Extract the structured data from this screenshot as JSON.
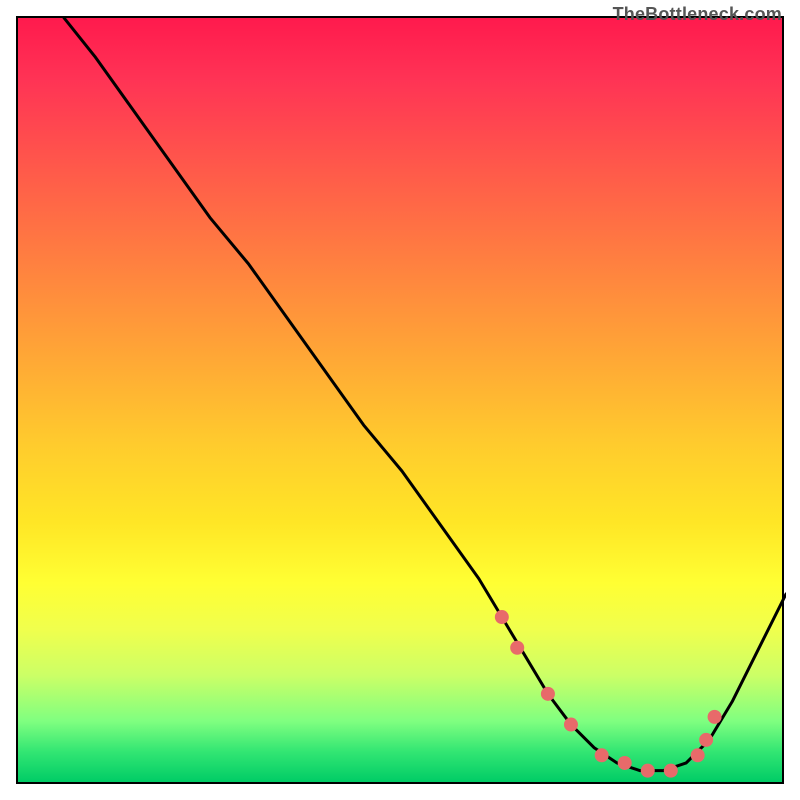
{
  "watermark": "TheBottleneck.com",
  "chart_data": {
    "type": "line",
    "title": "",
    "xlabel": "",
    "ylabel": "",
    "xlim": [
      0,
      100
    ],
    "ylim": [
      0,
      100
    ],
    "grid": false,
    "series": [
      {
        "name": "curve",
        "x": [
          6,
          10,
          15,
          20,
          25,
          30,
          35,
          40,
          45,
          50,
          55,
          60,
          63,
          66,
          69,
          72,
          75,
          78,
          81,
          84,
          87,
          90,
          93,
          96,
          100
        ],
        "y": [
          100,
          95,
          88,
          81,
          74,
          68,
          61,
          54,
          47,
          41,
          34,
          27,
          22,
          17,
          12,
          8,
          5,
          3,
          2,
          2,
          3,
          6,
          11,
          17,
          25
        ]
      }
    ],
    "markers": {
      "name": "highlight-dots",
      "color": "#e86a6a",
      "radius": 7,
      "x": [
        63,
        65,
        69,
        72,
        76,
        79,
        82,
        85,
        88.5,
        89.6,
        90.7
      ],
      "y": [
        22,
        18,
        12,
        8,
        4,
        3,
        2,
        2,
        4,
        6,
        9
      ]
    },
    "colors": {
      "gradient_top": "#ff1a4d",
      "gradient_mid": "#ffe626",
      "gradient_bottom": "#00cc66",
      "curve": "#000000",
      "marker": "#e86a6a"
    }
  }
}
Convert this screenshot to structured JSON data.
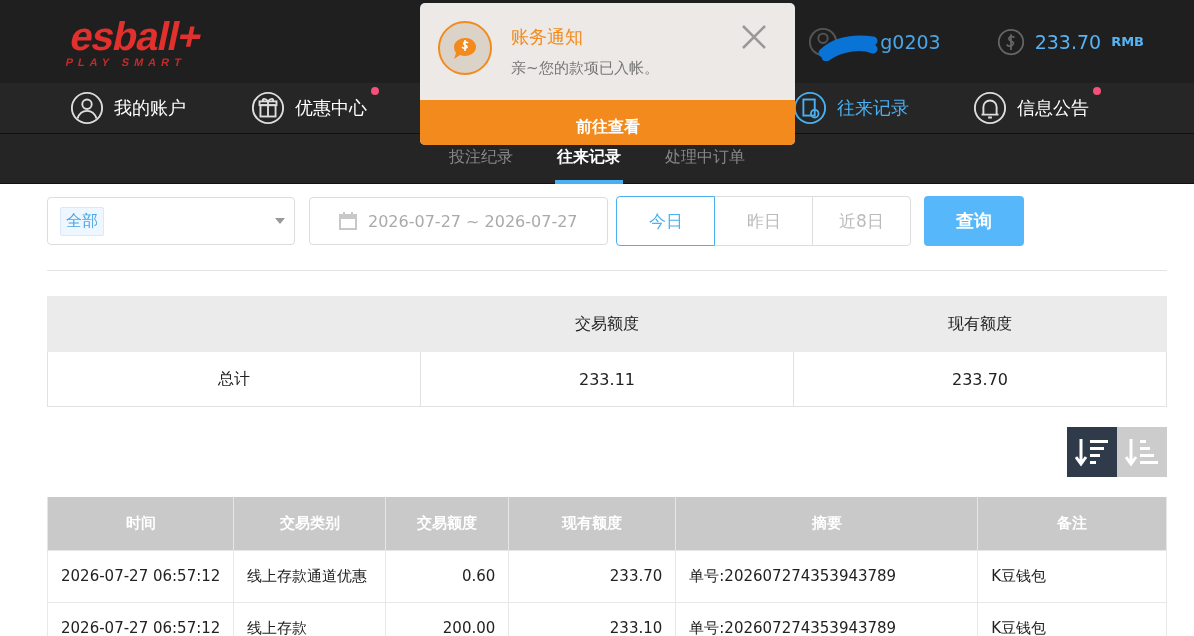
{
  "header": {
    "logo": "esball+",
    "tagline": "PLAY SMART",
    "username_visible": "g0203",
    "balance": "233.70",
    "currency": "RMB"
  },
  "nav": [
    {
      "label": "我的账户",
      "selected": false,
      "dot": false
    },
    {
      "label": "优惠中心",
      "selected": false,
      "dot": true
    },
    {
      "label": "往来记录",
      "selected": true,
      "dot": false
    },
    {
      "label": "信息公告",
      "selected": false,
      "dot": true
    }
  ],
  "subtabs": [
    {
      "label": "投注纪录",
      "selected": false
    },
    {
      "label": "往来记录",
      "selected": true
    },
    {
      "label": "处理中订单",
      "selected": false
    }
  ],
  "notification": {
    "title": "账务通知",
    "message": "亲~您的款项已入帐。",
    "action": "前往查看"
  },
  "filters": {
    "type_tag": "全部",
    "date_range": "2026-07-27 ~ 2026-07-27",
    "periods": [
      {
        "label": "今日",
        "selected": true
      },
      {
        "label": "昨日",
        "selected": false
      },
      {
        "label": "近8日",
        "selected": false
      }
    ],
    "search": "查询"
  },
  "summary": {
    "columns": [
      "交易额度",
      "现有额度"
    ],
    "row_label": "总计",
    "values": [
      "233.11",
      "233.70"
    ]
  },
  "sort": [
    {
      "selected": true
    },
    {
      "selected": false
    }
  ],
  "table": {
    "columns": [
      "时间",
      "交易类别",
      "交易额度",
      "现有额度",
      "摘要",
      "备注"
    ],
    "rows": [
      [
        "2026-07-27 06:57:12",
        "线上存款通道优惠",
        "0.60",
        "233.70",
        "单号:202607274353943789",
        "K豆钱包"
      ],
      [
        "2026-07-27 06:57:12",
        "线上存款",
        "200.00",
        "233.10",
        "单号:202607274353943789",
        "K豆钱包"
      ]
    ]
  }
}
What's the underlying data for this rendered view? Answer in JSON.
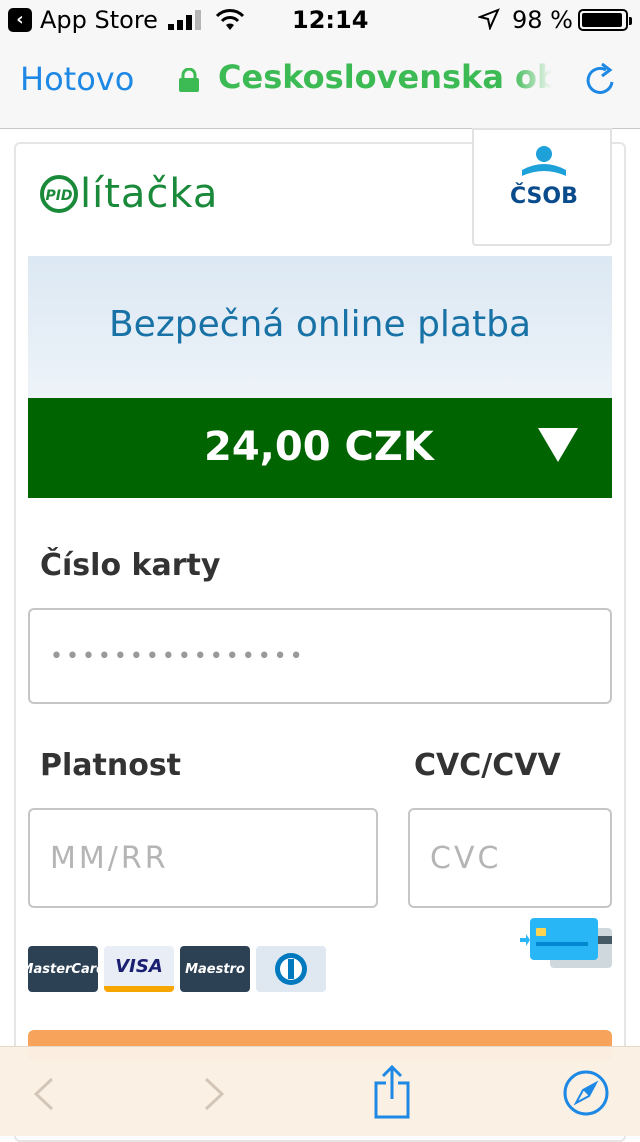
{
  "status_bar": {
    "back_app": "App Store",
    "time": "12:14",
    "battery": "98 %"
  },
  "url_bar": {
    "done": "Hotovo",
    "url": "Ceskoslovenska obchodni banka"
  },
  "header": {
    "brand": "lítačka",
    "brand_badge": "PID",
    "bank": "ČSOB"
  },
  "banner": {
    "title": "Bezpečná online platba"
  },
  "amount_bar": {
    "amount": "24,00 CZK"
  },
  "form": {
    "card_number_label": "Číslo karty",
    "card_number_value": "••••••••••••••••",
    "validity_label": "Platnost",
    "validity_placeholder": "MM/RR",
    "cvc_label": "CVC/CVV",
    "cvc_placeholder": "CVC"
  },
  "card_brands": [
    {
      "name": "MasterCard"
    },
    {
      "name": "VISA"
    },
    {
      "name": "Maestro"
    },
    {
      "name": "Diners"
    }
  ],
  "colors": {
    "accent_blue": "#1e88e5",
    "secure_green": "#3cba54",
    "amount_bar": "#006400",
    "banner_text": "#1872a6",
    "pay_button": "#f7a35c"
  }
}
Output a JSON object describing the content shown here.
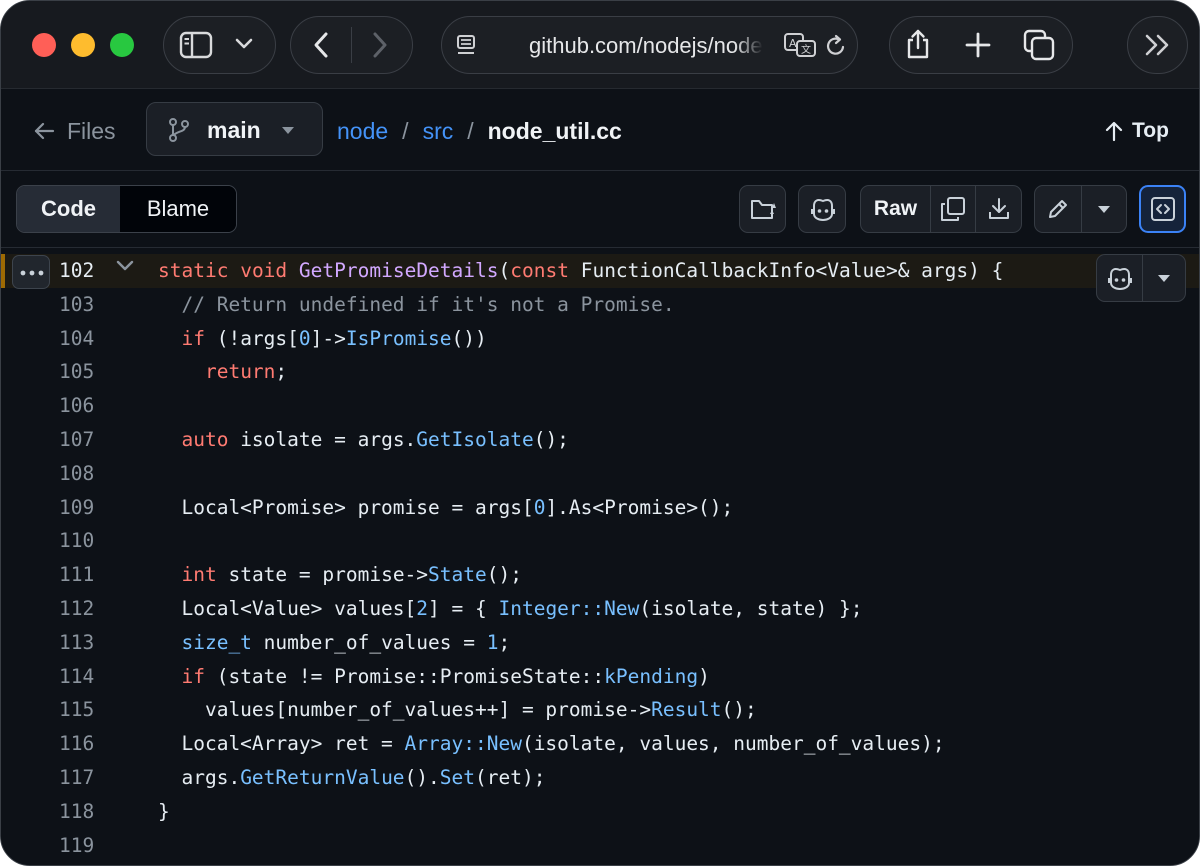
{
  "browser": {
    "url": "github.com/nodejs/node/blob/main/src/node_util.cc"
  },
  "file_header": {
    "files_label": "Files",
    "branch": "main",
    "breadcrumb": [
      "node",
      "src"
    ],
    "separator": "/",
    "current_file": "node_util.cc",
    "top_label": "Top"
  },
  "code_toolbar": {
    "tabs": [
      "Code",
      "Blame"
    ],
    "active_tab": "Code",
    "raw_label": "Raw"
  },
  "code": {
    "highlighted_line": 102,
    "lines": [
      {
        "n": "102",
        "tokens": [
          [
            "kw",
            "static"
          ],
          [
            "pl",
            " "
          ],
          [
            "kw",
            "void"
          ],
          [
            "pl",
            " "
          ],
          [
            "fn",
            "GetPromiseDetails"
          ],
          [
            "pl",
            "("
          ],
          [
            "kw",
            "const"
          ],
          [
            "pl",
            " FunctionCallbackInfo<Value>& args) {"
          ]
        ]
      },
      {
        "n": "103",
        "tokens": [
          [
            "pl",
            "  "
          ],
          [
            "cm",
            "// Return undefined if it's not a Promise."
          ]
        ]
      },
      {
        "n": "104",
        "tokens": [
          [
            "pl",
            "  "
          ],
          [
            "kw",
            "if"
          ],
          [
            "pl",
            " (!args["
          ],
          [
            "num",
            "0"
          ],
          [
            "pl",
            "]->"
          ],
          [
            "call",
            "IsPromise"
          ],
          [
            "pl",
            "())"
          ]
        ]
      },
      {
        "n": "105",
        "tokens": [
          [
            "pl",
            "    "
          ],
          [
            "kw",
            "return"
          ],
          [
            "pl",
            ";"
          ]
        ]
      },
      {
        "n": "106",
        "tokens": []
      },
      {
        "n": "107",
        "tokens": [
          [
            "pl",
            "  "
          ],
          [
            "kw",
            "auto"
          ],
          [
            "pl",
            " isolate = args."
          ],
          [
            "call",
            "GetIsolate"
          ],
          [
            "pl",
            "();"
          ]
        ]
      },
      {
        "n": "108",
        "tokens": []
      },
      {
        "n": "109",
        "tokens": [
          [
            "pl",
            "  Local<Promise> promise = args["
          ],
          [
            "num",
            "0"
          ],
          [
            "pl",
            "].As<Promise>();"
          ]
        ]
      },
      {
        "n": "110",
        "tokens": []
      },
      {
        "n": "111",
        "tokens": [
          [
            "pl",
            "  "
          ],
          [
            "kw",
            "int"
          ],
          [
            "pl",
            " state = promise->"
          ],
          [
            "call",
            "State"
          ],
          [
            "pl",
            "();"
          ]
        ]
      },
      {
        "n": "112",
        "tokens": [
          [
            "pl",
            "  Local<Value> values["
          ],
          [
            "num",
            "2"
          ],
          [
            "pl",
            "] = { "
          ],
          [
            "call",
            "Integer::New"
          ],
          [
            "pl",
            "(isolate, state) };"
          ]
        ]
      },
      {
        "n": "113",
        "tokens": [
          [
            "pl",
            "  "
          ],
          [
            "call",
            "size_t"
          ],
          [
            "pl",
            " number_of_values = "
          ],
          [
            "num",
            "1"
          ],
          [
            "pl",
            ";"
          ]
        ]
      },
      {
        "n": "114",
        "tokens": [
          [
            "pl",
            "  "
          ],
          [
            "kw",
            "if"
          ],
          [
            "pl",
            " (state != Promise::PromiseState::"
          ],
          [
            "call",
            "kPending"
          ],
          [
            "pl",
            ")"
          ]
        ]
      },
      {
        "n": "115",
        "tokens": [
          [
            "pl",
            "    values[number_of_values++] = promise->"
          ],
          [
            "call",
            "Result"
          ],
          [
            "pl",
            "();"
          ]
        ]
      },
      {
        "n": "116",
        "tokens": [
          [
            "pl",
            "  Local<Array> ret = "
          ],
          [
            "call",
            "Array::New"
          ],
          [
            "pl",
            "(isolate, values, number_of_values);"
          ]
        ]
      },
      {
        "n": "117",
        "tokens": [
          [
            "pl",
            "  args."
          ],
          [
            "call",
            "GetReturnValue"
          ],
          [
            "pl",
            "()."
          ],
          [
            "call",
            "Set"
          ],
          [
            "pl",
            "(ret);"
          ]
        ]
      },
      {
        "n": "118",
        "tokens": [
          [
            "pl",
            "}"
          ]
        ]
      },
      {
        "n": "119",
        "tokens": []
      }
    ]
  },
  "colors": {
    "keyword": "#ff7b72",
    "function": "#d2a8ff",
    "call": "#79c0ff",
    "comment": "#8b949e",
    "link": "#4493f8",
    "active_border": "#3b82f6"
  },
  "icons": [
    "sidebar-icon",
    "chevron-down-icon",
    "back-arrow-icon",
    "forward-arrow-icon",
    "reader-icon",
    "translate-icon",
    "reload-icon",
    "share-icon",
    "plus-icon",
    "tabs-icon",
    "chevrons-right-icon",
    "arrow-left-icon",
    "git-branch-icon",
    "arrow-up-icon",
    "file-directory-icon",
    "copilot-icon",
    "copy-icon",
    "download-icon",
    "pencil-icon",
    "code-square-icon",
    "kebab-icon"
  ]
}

━━━━━━

→ **EXERCISE**:
From the entries above, select each line containing the string "Local".

→ **RESPONSE TO THE TASK**:
            "  Local<Promise> promise = args["
            "  Local<Value> values["
            "  Local<Array> ret = "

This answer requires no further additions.